Stored data entries

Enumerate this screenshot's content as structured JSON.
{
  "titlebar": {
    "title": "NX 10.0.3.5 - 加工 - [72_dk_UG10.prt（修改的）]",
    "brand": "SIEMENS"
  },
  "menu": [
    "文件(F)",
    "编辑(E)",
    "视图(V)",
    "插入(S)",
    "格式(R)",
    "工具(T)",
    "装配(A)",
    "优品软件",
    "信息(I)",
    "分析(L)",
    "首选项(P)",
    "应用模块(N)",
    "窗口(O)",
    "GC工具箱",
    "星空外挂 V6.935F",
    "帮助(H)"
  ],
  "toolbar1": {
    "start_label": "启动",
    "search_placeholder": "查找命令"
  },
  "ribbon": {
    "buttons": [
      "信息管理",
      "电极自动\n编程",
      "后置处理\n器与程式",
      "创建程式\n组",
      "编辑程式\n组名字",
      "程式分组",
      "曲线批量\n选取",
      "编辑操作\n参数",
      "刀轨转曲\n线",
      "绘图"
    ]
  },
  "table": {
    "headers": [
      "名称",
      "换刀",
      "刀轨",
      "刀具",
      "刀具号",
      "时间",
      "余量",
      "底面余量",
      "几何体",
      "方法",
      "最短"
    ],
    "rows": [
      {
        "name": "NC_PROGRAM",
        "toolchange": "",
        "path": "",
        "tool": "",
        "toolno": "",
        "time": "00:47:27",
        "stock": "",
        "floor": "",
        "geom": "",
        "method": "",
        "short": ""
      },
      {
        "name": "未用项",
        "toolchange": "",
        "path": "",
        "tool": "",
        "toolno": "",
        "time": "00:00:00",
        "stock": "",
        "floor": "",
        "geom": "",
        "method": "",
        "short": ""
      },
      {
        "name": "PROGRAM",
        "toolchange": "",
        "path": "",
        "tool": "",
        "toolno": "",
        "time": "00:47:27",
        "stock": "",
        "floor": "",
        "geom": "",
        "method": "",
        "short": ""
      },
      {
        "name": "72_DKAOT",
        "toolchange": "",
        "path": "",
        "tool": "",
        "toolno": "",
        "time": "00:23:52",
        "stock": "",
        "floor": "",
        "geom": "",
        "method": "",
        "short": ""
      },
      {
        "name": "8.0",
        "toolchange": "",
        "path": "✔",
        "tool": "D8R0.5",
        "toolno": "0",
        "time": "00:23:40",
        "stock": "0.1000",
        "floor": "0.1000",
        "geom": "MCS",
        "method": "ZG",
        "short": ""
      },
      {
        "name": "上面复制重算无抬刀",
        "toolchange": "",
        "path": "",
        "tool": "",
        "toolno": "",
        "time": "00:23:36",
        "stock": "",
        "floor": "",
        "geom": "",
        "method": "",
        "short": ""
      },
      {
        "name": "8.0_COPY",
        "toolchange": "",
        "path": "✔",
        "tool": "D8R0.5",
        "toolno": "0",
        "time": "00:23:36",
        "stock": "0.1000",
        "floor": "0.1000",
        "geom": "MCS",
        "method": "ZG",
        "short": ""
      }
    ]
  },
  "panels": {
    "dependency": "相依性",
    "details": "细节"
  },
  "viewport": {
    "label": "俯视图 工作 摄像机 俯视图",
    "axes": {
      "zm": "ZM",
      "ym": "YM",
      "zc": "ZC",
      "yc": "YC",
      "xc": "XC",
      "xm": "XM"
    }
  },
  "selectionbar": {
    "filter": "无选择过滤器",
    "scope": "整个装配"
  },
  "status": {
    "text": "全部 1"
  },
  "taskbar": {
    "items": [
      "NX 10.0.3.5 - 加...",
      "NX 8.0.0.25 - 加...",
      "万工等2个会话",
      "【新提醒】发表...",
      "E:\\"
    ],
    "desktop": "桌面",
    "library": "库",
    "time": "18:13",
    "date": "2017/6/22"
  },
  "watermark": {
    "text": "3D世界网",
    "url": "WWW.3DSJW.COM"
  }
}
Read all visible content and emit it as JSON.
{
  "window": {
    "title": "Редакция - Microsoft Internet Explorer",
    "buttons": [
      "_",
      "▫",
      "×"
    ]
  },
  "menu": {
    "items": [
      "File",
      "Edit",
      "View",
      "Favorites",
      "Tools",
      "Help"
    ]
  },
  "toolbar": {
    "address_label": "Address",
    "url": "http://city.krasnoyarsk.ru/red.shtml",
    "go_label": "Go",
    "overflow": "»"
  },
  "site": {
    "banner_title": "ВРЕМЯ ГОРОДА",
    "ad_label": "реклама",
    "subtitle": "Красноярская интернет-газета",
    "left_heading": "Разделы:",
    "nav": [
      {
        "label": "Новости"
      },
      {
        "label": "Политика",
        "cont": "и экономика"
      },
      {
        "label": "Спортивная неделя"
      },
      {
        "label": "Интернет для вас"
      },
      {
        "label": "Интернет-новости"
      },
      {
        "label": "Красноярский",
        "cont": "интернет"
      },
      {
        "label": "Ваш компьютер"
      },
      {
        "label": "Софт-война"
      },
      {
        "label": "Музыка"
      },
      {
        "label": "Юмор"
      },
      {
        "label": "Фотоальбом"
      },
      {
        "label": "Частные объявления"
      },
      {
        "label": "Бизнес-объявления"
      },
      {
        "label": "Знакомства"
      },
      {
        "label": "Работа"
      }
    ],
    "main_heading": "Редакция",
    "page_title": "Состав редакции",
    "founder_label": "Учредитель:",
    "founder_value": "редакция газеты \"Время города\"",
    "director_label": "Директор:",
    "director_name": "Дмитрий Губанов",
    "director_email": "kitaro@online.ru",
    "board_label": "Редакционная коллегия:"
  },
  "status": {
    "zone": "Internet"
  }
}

Instructions for the task – Pull every line containing "JSON" out of the data above.

Exercise result –
Enumerate this screenshot's content as structured JSON.
Read all visible content and emit it as JSON.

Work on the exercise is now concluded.